• _WORK TO DO_
Lines containing "that" are to be counted. Give the number and nothing more.

>>>

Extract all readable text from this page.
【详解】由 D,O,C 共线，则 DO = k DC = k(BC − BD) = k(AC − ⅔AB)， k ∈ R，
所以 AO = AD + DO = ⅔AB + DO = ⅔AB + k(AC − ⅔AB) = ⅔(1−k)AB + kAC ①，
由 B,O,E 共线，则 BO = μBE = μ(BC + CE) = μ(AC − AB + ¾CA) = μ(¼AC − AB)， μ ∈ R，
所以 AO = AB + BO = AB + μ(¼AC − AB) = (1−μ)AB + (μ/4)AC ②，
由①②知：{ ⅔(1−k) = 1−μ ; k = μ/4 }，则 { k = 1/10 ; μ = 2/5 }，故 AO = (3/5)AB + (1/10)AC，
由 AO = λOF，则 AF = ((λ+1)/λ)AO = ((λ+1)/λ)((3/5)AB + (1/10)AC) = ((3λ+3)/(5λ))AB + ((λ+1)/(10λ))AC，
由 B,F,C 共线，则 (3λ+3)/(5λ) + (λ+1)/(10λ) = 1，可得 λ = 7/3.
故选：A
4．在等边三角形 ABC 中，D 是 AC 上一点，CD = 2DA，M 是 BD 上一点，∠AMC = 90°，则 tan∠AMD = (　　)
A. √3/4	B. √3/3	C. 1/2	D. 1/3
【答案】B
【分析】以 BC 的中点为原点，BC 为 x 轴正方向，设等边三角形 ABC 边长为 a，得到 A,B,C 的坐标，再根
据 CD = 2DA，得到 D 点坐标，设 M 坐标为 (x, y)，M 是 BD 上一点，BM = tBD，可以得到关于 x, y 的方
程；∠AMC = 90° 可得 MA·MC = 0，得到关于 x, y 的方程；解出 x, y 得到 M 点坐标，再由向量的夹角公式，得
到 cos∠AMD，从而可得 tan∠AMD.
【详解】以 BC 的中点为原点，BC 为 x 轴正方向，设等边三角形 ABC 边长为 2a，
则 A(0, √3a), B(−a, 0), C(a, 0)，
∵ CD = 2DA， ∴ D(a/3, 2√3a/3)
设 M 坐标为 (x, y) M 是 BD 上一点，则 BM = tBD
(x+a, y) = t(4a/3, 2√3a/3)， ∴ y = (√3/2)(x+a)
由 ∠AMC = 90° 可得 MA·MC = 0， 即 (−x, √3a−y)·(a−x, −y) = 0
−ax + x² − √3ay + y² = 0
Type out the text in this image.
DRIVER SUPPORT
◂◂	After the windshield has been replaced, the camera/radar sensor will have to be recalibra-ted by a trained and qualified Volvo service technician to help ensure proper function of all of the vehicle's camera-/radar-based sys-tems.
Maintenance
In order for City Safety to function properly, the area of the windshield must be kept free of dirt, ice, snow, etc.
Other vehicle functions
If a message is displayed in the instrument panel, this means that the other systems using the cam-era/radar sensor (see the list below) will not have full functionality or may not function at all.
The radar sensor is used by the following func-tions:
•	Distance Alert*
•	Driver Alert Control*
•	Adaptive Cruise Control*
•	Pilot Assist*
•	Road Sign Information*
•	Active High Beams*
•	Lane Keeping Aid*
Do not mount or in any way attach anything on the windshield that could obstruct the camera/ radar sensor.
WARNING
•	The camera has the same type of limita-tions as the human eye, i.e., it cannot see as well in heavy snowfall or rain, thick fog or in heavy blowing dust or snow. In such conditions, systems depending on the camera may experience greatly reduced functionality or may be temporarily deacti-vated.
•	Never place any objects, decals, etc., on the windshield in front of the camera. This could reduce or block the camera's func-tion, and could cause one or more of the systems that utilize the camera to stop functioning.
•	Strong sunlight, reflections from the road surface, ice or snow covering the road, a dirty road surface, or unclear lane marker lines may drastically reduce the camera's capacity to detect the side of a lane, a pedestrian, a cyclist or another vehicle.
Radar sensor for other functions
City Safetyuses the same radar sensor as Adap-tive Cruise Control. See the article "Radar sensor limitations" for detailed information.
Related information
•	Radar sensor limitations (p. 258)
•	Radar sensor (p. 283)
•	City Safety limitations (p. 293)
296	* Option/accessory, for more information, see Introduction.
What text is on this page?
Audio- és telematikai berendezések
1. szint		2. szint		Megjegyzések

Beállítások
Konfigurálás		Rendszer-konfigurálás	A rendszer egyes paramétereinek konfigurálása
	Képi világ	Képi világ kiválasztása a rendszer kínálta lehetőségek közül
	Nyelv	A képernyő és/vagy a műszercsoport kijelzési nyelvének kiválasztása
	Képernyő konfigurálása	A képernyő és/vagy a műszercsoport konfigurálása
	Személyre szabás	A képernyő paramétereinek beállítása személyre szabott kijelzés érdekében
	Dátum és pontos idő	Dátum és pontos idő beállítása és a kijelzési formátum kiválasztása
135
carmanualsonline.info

<<<

• _WRITTEN SOLUTION_
3